(Stored dataset items)

============

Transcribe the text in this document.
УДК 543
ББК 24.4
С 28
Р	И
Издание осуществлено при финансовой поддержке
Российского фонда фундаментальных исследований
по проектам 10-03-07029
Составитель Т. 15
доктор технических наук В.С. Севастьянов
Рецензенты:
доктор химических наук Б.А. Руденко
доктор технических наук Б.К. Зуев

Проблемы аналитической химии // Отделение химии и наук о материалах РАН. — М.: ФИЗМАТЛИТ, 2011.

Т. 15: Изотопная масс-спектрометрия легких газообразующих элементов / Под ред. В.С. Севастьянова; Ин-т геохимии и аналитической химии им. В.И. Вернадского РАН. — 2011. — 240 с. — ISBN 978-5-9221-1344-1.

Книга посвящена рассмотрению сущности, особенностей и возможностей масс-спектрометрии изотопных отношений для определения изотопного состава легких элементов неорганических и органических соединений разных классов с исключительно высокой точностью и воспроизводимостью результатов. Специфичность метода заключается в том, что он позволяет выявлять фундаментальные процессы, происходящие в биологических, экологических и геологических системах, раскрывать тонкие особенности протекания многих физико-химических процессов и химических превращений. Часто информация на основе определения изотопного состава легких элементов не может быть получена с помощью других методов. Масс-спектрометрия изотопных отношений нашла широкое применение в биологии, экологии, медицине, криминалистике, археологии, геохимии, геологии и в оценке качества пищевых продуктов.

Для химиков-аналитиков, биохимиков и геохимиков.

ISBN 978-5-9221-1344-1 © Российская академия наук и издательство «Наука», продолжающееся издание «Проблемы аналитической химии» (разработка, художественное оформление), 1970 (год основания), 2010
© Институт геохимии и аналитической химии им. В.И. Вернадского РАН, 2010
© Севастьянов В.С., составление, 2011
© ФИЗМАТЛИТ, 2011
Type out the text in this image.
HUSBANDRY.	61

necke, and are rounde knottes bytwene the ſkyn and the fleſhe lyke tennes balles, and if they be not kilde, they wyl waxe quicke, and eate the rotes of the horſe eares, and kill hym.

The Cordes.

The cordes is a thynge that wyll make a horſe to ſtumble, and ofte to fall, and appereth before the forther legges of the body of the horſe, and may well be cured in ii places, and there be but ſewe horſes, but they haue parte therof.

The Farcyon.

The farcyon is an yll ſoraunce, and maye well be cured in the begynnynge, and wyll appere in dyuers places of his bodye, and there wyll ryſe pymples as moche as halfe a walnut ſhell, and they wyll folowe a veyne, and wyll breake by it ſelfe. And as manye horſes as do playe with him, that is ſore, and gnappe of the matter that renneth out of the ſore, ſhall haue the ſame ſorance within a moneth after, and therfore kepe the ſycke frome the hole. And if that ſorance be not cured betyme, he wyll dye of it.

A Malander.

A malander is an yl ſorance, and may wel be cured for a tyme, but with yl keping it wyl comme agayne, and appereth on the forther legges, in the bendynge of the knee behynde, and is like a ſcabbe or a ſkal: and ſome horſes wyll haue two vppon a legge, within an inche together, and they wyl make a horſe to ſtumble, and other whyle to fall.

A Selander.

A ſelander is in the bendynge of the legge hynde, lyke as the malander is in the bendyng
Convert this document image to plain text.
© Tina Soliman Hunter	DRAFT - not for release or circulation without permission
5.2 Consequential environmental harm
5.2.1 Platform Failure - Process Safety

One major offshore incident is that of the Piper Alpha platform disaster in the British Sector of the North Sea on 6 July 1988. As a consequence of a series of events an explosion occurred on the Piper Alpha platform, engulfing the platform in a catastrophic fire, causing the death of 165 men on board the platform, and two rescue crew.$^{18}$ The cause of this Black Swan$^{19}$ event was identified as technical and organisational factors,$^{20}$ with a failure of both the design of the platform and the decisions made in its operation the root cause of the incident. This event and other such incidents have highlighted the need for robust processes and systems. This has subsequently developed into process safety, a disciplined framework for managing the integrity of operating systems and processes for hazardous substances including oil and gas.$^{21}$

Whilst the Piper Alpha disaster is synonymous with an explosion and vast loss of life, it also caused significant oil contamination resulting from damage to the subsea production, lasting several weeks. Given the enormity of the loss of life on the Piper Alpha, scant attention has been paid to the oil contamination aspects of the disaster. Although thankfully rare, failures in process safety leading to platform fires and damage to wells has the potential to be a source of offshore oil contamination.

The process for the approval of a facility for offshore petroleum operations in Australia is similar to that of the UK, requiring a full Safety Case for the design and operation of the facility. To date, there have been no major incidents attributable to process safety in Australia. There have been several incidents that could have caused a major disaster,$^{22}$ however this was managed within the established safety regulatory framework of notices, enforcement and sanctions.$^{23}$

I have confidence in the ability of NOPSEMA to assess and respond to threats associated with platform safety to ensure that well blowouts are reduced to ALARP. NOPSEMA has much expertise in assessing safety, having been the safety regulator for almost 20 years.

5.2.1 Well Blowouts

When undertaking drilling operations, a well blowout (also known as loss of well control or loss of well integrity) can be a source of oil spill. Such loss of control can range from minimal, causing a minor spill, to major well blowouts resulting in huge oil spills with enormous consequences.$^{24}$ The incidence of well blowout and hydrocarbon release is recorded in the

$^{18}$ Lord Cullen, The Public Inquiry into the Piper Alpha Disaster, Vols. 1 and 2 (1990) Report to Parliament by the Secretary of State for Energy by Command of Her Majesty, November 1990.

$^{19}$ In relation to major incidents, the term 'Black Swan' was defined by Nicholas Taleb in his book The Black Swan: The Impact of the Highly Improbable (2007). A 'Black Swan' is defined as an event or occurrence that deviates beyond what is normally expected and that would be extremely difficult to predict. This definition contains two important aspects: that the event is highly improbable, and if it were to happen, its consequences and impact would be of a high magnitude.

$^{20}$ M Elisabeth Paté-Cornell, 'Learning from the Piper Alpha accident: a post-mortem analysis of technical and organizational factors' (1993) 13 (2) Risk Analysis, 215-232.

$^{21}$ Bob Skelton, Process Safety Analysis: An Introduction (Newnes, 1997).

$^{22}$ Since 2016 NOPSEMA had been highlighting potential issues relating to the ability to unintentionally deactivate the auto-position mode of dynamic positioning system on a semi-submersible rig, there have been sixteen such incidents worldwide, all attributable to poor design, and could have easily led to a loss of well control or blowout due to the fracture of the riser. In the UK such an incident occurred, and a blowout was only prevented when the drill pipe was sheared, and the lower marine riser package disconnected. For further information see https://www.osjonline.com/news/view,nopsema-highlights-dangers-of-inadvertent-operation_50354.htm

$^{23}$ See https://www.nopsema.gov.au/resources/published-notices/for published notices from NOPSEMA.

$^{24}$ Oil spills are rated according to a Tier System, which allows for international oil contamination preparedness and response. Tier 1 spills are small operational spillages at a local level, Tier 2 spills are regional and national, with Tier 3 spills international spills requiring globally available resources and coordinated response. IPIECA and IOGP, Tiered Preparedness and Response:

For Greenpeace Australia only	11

============

**Task goal:**
Retype the entries exactly, including every line.

**Answer to this exercise:**
Transcribe the text in this document.
УДК 543
ББК 24.4
С 28
Р	И
Издание осуществлено при финансовой поддержке
Российского фонда фундаментальных исследований
по проектам 10-03-07029
Составитель Т. 15
доктор технических наук В.С. Севастьянов
Рецензенты:
доктор химических наук Б.А. Руденко
доктор технических наук Б.К. Зуев

Проблемы аналитической химии // Отделение химии и наук о материалах РАН. — М.: ФИЗМАТЛИТ, 2011.

Т. 15: Изотопная масс-спектрометрия легких газообразующих элементов / Под ред. В.С. Севастьянова; Ин-т геохимии и аналитической химии им. В.И. Вернадского РАН. — 2011. — 240 с. — ISBN 978-5-9221-1344-1.

Книга посвящена рассмотрению сущности, особенностей и возможностей масс-спектрометрии изотопных отношений для определения изотопного состава легких элементов неорганических и органических соединений разных классов с исключительно высокой точностью и воспроизводимостью результатов. Специфичность метода заключается в том, что он позволяет выявлять фундаментальные процессы, происходящие в биологических, экологических и геологических системах, раскрывать тонкие особенности протекания многих физико-химических процессов и химических превращений. Часто информация на основе определения изотопного состава легких элементов не может быть получена с помощью других методов. Масс-спектрометрия изотопных отношений нашла широкое применение в биологии, экологии, медицине, криминалистике, археологии, геохимии, геологии и в оценке качества пищевых продуктов.

Для химиков-аналитиков, биохимиков и геохимиков.

ISBN 978-5-9221-1344-1 © Российская академия наук и издательство «Наука», продолжающееся издание «Проблемы аналитической химии» (разработка, художественное оформление), 1970 (год основания), 2010
© Институт геохимии и аналитической химии им. В.И. Вернадского РАН, 2010
© Севастьянов В.С., составление, 2011
© ФИЗМАТЛИТ, 2011
Type out the text in this image.
HUSBANDRY.	61

necke, and are rounde knottes bytwene the ſkyn and the fleſhe lyke tennes balles, and if they be not kilde, they wyl waxe quicke, and eate the rotes of the horſe eares, and kill hym.

The Cordes.

The cordes is a thynge that wyll make a horſe to ſtumble, and ofte to fall, and appereth before the forther legges of the body of the horſe, and may well be cured in ii places, and there be but ſewe horſes, but they haue parte therof.

The Farcyon.

The farcyon is an yll ſoraunce, and maye well be cured in the begynnynge, and wyll appere in dyuers places of his bodye, and there wyll ryſe pymples as moche as halfe a walnut ſhell, and they wyll folowe a veyne, and wyll breake by it ſelfe. And as manye horſes as do playe with him, that is ſore, and gnappe of the matter that renneth out of the ſore, ſhall haue the ſame ſorance within a moneth after, and therfore kepe the ſycke frome the hole. And if that ſorance be not cured betyme, he wyll dye of it.

A Malander.

A malander is an yl ſorance, and may wel be cured for a tyme, but with yl keping it wyl comme agayne, and appereth on the forther legges, in the bendynge of the knee behynde, and is like a ſcabbe or a ſkal: and ſome horſes wyll haue two vppon a legge, within an inche together, and they wyl make a horſe to ſtumble, and other whyle to fall.

A Selander.

A ſelander is in the bendynge of the legge hynde, lyke as the malander is in the bendyng
Convert this document image to plain text.
© Tina Soliman Hunter	DRAFT - not for release or circulation without permission
5.2 Consequential environmental harm
5.2.1 Platform Failure - Process Safety

One major offshore incident is that of the Piper Alpha platform disaster in the British Sector of the North Sea on 6 July 1988. As a consequence of a series of events an explosion occurred on the Piper Alpha platform, engulfing the platform in a catastrophic fire, causing the death of 165 men on board the platform, and two rescue crew.$^{18}$ The cause of this Black Swan$^{19}$ event was identified as technical and organisational factors,$^{20}$ with a failure of both the design of the platform and the decisions made in its operation the root cause of the incident. This event and other such incidents have highlighted the need for robust processes and systems. This has subsequently developed into process safety, a disciplined framework for managing the integrity of operating systems and processes for hazardous substances including oil and gas.$^{21}$

Whilst the Piper Alpha disaster is synonymous with an explosion and vast loss of life, it also caused significant oil contamination resulting from damage to the subsea production, lasting several weeks. Given the enormity of the loss of life on the Piper Alpha, scant attention has been paid to the oil contamination aspects of the disaster. Although thankfully rare, failures in process safety leading to platform fires and damage to wells has the potential to be a source of offshore oil contamination.

The process for the approval of a facility for offshore petroleum operations in Australia is similar to that of the UK, requiring a full Safety Case for the design and operation of the facility. To date, there have been no major incidents attributable to process safety in Australia. There have been several incidents that could have caused a major disaster,$^{22}$ however this was managed within the established safety regulatory framework of notices, enforcement and sanctions.$^{23}$

I have confidence in the ability of NOPSEMA to assess and respond to threats associated with platform safety to ensure that well blowouts are reduced to ALARP. NOPSEMA has much expertise in assessing safety, having been the safety regulator for almost 20 years.

5.2.1 Well Blowouts

When undertaking drilling operations, a well blowout (also known as loss of well control or loss of well integrity) can be a source of oil spill. Such loss of control can range from minimal, causing a minor spill, to major well blowouts resulting in huge oil spills with enormous consequences.$^{24}$ The incidence of well blowout and hydrocarbon release is recorded in the

$^{18}$ Lord Cullen, The Public Inquiry into the Piper Alpha Disaster, Vols. 1 and 2 (1990) Report to Parliament by the Secretary of State for Energy by Command of Her Majesty, November 1990.

$^{19}$ In relation to major incidents, the term 'Black Swan' was defined by Nicholas Taleb in his book The Black Swan: The Impact of the Highly Improbable (2007). A 'Black Swan' is defined as an event or occurrence that deviates beyond what is normally expected and that would be extremely difficult to predict. This definition contains two important aspects: that the event is highly improbable, and if it were to happen, its consequences and impact would be of a high magnitude.

$^{20}$ M Elisabeth Paté-Cornell, 'Learning from the Piper Alpha accident: a post-mortem analysis of technical and organizational factors' (1993) 13 (2) Risk Analysis, 215-232.

$^{21}$ Bob Skelton, Process Safety Analysis: An Introduction (Newnes, 1997).

$^{22}$ Since 2016 NOPSEMA had been highlighting potential issues relating to the ability to unintentionally deactivate the auto-position mode of dynamic positioning system on a semi-submersible rig, there have been sixteen such incidents worldwide, all attributable to poor design, and could have easily led to a loss of well control or blowout due to the fracture of the riser. In the UK such an incident occurred, and a blowout was only prevented when the drill pipe was sheared, and the lower marine riser package disconnected. For further information see https://www.osjonline.com/news/view,nopsema-highlights-dangers-of-inadvertent-operation_50354.htm

$^{23}$ See https://www.nopsema.gov.au/resources/published-notices/for published notices from NOPSEMA.

$^{24}$ Oil spills are rated according to a Tier System, which allows for international oil contamination preparedness and response. Tier 1 spills are small operational spillages at a local level, Tier 2 spills are regional and national, with Tier 3 spills international spills requiring globally available resources and coordinated response. IPIECA and IOGP, Tiered Preparedness and Response:

For Greenpeace Australia only	11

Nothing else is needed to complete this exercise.